:: Aim ::
Return each entry exactly, with none missing.

# # #

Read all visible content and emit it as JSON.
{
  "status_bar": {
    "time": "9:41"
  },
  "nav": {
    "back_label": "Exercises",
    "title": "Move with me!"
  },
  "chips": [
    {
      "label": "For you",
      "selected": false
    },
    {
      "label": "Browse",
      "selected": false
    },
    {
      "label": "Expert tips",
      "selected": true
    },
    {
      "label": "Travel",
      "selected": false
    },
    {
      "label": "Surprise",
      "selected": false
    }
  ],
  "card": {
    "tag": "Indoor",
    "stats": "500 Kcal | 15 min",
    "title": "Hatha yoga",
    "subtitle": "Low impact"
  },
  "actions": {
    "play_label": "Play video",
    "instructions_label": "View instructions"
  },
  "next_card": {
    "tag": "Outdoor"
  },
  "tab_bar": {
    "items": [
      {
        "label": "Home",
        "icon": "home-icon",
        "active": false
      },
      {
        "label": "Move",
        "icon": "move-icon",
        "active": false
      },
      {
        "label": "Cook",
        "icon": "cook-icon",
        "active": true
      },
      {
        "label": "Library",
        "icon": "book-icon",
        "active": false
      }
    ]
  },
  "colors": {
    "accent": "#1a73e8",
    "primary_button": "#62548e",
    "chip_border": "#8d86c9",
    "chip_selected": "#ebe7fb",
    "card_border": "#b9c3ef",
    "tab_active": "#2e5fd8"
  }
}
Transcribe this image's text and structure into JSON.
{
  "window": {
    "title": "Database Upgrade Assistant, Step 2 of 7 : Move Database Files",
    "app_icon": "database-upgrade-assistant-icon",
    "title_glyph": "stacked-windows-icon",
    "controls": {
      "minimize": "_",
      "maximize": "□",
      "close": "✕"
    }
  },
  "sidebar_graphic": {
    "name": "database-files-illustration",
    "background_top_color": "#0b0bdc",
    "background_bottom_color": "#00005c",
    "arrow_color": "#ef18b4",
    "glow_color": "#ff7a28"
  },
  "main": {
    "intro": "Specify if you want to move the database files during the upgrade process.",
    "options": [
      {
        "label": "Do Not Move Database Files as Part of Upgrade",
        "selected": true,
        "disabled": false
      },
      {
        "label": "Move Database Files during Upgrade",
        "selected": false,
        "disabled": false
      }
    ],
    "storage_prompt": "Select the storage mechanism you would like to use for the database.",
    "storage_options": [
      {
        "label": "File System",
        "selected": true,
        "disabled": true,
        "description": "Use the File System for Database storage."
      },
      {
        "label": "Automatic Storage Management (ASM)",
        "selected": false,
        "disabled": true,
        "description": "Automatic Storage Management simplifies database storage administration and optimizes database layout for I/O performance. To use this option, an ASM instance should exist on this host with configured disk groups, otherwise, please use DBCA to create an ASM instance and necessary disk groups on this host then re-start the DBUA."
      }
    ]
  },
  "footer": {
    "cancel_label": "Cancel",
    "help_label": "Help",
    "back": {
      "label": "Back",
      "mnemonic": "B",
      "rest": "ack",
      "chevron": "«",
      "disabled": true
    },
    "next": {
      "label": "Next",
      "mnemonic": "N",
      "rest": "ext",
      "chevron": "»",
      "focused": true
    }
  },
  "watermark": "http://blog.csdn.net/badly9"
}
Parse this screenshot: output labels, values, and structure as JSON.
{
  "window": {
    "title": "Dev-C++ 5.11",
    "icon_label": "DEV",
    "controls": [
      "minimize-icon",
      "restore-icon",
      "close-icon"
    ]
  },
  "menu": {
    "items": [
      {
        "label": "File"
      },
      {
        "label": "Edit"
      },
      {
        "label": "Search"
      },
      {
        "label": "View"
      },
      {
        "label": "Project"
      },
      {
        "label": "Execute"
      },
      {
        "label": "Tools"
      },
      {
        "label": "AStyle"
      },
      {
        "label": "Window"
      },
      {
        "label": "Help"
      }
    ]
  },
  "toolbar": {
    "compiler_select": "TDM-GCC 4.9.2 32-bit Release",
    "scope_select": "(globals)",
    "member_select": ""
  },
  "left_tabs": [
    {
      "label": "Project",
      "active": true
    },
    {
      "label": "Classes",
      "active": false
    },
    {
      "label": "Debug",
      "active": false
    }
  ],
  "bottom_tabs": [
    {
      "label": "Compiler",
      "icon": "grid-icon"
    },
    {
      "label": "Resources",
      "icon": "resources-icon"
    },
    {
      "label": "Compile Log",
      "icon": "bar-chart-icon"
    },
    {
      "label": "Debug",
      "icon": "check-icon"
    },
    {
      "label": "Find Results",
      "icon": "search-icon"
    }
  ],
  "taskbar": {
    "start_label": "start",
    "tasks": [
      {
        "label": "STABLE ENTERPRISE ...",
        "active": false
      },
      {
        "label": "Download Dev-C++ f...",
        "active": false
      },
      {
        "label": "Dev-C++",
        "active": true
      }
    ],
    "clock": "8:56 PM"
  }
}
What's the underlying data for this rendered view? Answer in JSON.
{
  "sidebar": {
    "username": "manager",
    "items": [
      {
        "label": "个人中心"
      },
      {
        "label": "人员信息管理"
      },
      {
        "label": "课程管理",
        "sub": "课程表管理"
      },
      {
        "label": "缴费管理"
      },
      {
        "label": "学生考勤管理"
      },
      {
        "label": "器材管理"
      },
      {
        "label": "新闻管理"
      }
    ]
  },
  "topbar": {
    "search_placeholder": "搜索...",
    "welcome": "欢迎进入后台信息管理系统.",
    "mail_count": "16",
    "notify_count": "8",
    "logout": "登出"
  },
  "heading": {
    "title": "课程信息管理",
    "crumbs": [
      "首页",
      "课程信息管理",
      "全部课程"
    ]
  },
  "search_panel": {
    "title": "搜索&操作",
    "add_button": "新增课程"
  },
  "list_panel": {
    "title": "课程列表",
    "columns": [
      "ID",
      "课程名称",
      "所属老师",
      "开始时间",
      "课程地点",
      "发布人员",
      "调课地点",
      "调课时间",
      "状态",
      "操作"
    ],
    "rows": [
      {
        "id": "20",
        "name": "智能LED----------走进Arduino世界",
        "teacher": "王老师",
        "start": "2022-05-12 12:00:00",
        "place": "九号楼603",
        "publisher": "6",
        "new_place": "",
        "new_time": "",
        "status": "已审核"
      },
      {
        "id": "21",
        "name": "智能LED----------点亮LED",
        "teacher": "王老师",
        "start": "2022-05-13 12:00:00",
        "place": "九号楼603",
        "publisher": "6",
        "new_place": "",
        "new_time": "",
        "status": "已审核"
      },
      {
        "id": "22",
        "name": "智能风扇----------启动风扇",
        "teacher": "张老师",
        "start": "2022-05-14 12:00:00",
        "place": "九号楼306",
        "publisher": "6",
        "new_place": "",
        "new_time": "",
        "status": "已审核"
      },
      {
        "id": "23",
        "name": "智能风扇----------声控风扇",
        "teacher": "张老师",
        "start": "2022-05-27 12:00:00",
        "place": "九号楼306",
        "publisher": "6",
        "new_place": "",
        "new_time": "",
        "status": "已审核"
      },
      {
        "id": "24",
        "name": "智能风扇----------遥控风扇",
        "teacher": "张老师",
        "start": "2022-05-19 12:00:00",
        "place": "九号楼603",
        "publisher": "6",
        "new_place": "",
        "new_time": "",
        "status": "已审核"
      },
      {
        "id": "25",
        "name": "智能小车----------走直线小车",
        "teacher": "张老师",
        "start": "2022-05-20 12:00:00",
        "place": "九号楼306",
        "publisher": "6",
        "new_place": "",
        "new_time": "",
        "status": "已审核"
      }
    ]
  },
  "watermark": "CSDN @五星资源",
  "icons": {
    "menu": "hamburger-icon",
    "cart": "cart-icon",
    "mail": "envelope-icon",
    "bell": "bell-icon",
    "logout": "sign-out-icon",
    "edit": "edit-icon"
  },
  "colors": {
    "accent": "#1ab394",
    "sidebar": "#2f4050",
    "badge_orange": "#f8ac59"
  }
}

# # #

:: Written solution ::
Read all visible content and emit it as JSON.
{
  "status_bar": {
    "time": "9:41"
  },
  "nav": {
    "back_label": "Exercises",
    "title": "Move with me!"
  },
  "chips": [
    {
      "label": "For you",
      "selected": false
    },
    {
      "label": "Browse",
      "selected": false
    },
    {
      "label": "Expert tips",
      "selected": true
    },
    {
      "label": "Travel",
      "selected": false
    },
    {
      "label": "Surprise",
      "selected": false
    }
  ],
  "card": {
    "tag": "Indoor",
    "stats": "500 Kcal | 15 min",
    "title": "Hatha yoga",
    "subtitle": "Low impact"
  },
  "actions": {
    "play_label": "Play video",
    "instructions_label": "View instructions"
  },
  "next_card": {
    "tag": "Outdoor"
  },
  "tab_bar": {
    "items": [
      {
        "label": "Home",
        "icon": "home-icon",
        "active": false
      },
      {
        "label": "Move",
        "icon": "move-icon",
        "active": false
      },
      {
        "label": "Cook",
        "icon": "cook-icon",
        "active": true
      },
      {
        "label": "Library",
        "icon": "book-icon",
        "active": false
      }
    ]
  },
  "colors": {
    "accent": "#1a73e8",
    "primary_button": "#62548e",
    "chip_border": "#8d86c9",
    "chip_selected": "#ebe7fb",
    "card_border": "#b9c3ef",
    "tab_active": "#2e5fd8"
  }
}
Transcribe this image's text and structure into JSON.
{
  "window": {
    "title": "Database Upgrade Assistant, Step 2 of 7 : Move Database Files",
    "app_icon": "database-upgrade-assistant-icon",
    "title_glyph": "stacked-windows-icon",
    "controls": {
      "minimize": "_",
      "maximize": "□",
      "close": "✕"
    }
  },
  "sidebar_graphic": {
    "name": "database-files-illustration",
    "background_top_color": "#0b0bdc",
    "background_bottom_color": "#00005c",
    "arrow_color": "#ef18b4",
    "glow_color": "#ff7a28"
  },
  "main": {
    "intro": "Specify if you want to move the database files during the upgrade process.",
    "options": [
      {
        "label": "Do Not Move Database Files as Part of Upgrade",
        "selected": true,
        "disabled": false
      },
      {
        "label": "Move Database Files during Upgrade",
        "selected": false,
        "disabled": false
      }
    ],
    "storage_prompt": "Select the storage mechanism you would like to use for the database.",
    "storage_options": [
      {
        "label": "File System",
        "selected": true,
        "disabled": true,
        "description": "Use the File System for Database storage."
      },
      {
        "label": "Automatic Storage Management (ASM)",
        "selected": false,
        "disabled": true,
        "description": "Automatic Storage Management simplifies database storage administration and optimizes database layout for I/O performance. To use this option, an ASM instance should exist on this host with configured disk groups, otherwise, please use DBCA to create an ASM instance and necessary disk groups on this host then re-start the DBUA."
      }
    ]
  },
  "footer": {
    "cancel_label": "Cancel",
    "help_label": "Help",
    "back": {
      "label": "Back",
      "mnemonic": "B",
      "rest": "ack",
      "chevron": "«",
      "disabled": true
    },
    "next": {
      "label": "Next",
      "mnemonic": "N",
      "rest": "ext",
      "chevron": "»",
      "focused": true
    }
  },
  "watermark": "http://blog.csdn.net/badly9"
}
Parse this screenshot: output labels, values, and structure as JSON.
{
  "window": {
    "title": "Dev-C++ 5.11",
    "icon_label": "DEV",
    "controls": [
      "minimize-icon",
      "restore-icon",
      "close-icon"
    ]
  },
  "menu": {
    "items": [
      {
        "label": "File"
      },
      {
        "label": "Edit"
      },
      {
        "label": "Search"
      },
      {
        "label": "View"
      },
      {
        "label": "Project"
      },
      {
        "label": "Execute"
      },
      {
        "label": "Tools"
      },
      {
        "label": "AStyle"
      },
      {
        "label": "Window"
      },
      {
        "label": "Help"
      }
    ]
  },
  "toolbar": {
    "compiler_select": "TDM-GCC 4.9.2 32-bit Release",
    "scope_select": "(globals)",
    "member_select": ""
  },
  "left_tabs": [
    {
      "label": "Project",
      "active": true
    },
    {
      "label": "Classes",
      "active": false
    },
    {
      "label": "Debug",
      "active": false
    }
  ],
  "bottom_tabs": [
    {
      "label": "Compiler",
      "icon": "grid-icon"
    },
    {
      "label": "Resources",
      "icon": "resources-icon"
    },
    {
      "label": "Compile Log",
      "icon": "bar-chart-icon"
    },
    {
      "label": "Debug",
      "icon": "check-icon"
    },
    {
      "label": "Find Results",
      "icon": "search-icon"
    }
  ],
  "taskbar": {
    "start_label": "start",
    "tasks": [
      {
        "label": "STABLE ENTERPRISE ...",
        "active": false
      },
      {
        "label": "Download Dev-C++ f...",
        "active": false
      },
      {
        "label": "Dev-C++",
        "active": true
      }
    ],
    "clock": "8:56 PM"
  }
}
What's the underlying data for this rendered view? Answer in JSON.
{
  "sidebar": {
    "username": "manager",
    "items": [
      {
        "label": "个人中心"
      },
      {
        "label": "人员信息管理"
      },
      {
        "label": "课程管理",
        "sub": "课程表管理"
      },
      {
        "label": "缴费管理"
      },
      {
        "label": "学生考勤管理"
      },
      {
        "label": "器材管理"
      },
      {
        "label": "新闻管理"
      }
    ]
  },
  "topbar": {
    "search_placeholder": "搜索...",
    "welcome": "欢迎进入后台信息管理系统.",
    "mail_count": "16",
    "notify_count": "8",
    "logout": "登出"
  },
  "heading": {
    "title": "课程信息管理",
    "crumbs": [
      "首页",
      "课程信息管理",
      "全部课程"
    ]
  },
  "search_panel": {
    "title": "搜索&操作",
    "add_button": "新增课程"
  },
  "list_panel": {
    "title": "课程列表",
    "columns": [
      "ID",
      "课程名称",
      "所属老师",
      "开始时间",
      "课程地点",
      "发布人员",
      "调课地点",
      "调课时间",
      "状态",
      "操作"
    ],
    "rows": [
      {
        "id": "20",
        "name": "智能LED----------走进Arduino世界",
        "teacher": "王老师",
        "start": "2022-05-12 12:00:00",
        "place": "九号楼603",
        "publisher": "6",
        "new_place": "",
        "new_time": "",
        "status": "已审核"
      },
      {
        "id": "21",
        "name": "智能LED----------点亮LED",
        "teacher": "王老师",
        "start": "2022-05-13 12:00:00",
        "place": "九号楼603",
        "publisher": "6",
        "new_place": "",
        "new_time": "",
        "status": "已审核"
      },
      {
        "id": "22",
        "name": "智能风扇----------启动风扇",
        "teacher": "张老师",
        "start": "2022-05-14 12:00:00",
        "place": "九号楼306",
        "publisher": "6",
        "new_place": "",
        "new_time": "",
        "status": "已审核"
      },
      {
        "id": "23",
        "name": "智能风扇----------声控风扇",
        "teacher": "张老师",
        "start": "2022-05-27 12:00:00",
        "place": "九号楼306",
        "publisher": "6",
        "new_place": "",
        "new_time": "",
        "status": "已审核"
      },
      {
        "id": "24",
        "name": "智能风扇----------遥控风扇",
        "teacher": "张老师",
        "start": "2022-05-19 12:00:00",
        "place": "九号楼603",
        "publisher": "6",
        "new_place": "",
        "new_time": "",
        "status": "已审核"
      },
      {
        "id": "25",
        "name": "智能小车----------走直线小车",
        "teacher": "张老师",
        "start": "2022-05-20 12:00:00",
        "place": "九号楼306",
        "publisher": "6",
        "new_place": "",
        "new_time": "",
        "status": "已审核"
      }
    ]
  },
  "watermark": "CSDN @五星资源",
  "icons": {
    "menu": "hamburger-icon",
    "cart": "cart-icon",
    "mail": "envelope-icon",
    "bell": "bell-icon",
    "logout": "sign-out-icon",
    "edit": "edit-icon"
  },
  "colors": {
    "accent": "#1ab394",
    "sidebar": "#2f4050",
    "badge_orange": "#f8ac59"
  }
}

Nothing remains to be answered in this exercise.